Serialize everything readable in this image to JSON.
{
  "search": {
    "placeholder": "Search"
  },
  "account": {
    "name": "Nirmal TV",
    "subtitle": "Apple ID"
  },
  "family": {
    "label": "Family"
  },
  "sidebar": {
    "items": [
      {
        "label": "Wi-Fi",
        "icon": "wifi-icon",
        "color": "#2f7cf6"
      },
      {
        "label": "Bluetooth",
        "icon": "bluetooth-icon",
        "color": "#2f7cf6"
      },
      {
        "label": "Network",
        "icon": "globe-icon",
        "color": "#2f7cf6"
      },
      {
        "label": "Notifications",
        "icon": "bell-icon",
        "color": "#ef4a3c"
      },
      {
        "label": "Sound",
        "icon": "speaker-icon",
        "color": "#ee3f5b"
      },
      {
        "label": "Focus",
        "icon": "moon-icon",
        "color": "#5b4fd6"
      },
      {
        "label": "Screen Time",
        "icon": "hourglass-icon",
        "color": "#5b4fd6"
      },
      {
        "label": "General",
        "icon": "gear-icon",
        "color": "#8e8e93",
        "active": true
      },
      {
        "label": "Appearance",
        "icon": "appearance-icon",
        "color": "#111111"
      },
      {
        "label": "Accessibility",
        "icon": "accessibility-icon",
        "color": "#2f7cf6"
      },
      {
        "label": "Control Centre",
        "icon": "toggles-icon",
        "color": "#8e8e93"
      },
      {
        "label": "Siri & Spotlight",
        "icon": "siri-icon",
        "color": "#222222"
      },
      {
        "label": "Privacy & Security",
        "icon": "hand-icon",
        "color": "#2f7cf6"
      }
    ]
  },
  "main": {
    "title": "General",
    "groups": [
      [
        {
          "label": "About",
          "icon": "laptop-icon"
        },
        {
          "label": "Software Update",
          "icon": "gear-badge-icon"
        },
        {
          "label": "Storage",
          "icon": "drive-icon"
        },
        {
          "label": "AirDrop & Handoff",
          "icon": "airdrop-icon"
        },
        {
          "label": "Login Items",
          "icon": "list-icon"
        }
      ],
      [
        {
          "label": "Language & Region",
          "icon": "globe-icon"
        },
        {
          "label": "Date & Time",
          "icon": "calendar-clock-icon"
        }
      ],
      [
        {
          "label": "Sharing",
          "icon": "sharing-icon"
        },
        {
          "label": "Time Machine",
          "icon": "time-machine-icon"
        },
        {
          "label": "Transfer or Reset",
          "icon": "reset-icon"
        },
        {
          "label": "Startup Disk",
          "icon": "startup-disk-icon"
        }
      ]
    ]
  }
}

• _Short problem_
Above are some records. Print them all exactly.

• _Solution for this problem_
Serialize everything readable in this image to JSON.
{
  "search": {
    "placeholder": "Search"
  },
  "account": {
    "name": "Nirmal TV",
    "subtitle": "Apple ID"
  },
  "family": {
    "label": "Family"
  },
  "sidebar": {
    "items": [
      {
        "label": "Wi-Fi",
        "icon": "wifi-icon",
        "color": "#2f7cf6"
      },
      {
        "label": "Bluetooth",
        "icon": "bluetooth-icon",
        "color": "#2f7cf6"
      },
      {
        "label": "Network",
        "icon": "globe-icon",
        "color": "#2f7cf6"
      },
      {
        "label": "Notifications",
        "icon": "bell-icon",
        "color": "#ef4a3c"
      },
      {
        "label": "Sound",
        "icon": "speaker-icon",
        "color": "#ee3f5b"
      },
      {
        "label": "Focus",
        "icon": "moon-icon",
        "color": "#5b4fd6"
      },
      {
        "label": "Screen Time",
        "icon": "hourglass-icon",
        "color": "#5b4fd6"
      },
      {
        "label": "General",
        "icon": "gear-icon",
        "color": "#8e8e93",
        "active": true
      },
      {
        "label": "Appearance",
        "icon": "appearance-icon",
        "color": "#111111"
      },
      {
        "label": "Accessibility",
        "icon": "accessibility-icon",
        "color": "#2f7cf6"
      },
      {
        "label": "Control Centre",
        "icon": "toggles-icon",
        "color": "#8e8e93"
      },
      {
        "label": "Siri & Spotlight",
        "icon": "siri-icon",
        "color": "#222222"
      },
      {
        "label": "Privacy & Security",
        "icon": "hand-icon",
        "color": "#2f7cf6"
      }
    ]
  },
  "main": {
    "title": "General",
    "groups": [
      [
        {
          "label": "About",
          "icon": "laptop-icon"
        },
        {
          "label": "Software Update",
          "icon": "gear-badge-icon"
        },
        {
          "label": "Storage",
          "icon": "drive-icon"
        },
        {
          "label": "AirDrop & Handoff",
          "icon": "airdrop-icon"
        },
        {
          "label": "Login Items",
          "icon": "list-icon"
        }
      ],
      [
        {
          "label": "Language & Region",
          "icon": "globe-icon"
        },
        {
          "label": "Date & Time",
          "icon": "calendar-clock-icon"
        }
      ],
      [
        {
          "label": "Sharing",
          "icon": "sharing-icon"
        },
        {
          "label": "Time Machine",
          "icon": "time-machine-icon"
        },
        {
          "label": "Transfer or Reset",
          "icon": "reset-icon"
        },
        {
          "label": "Startup Disk",
          "icon": "startup-disk-icon"
        }
      ]
    ]
  }
}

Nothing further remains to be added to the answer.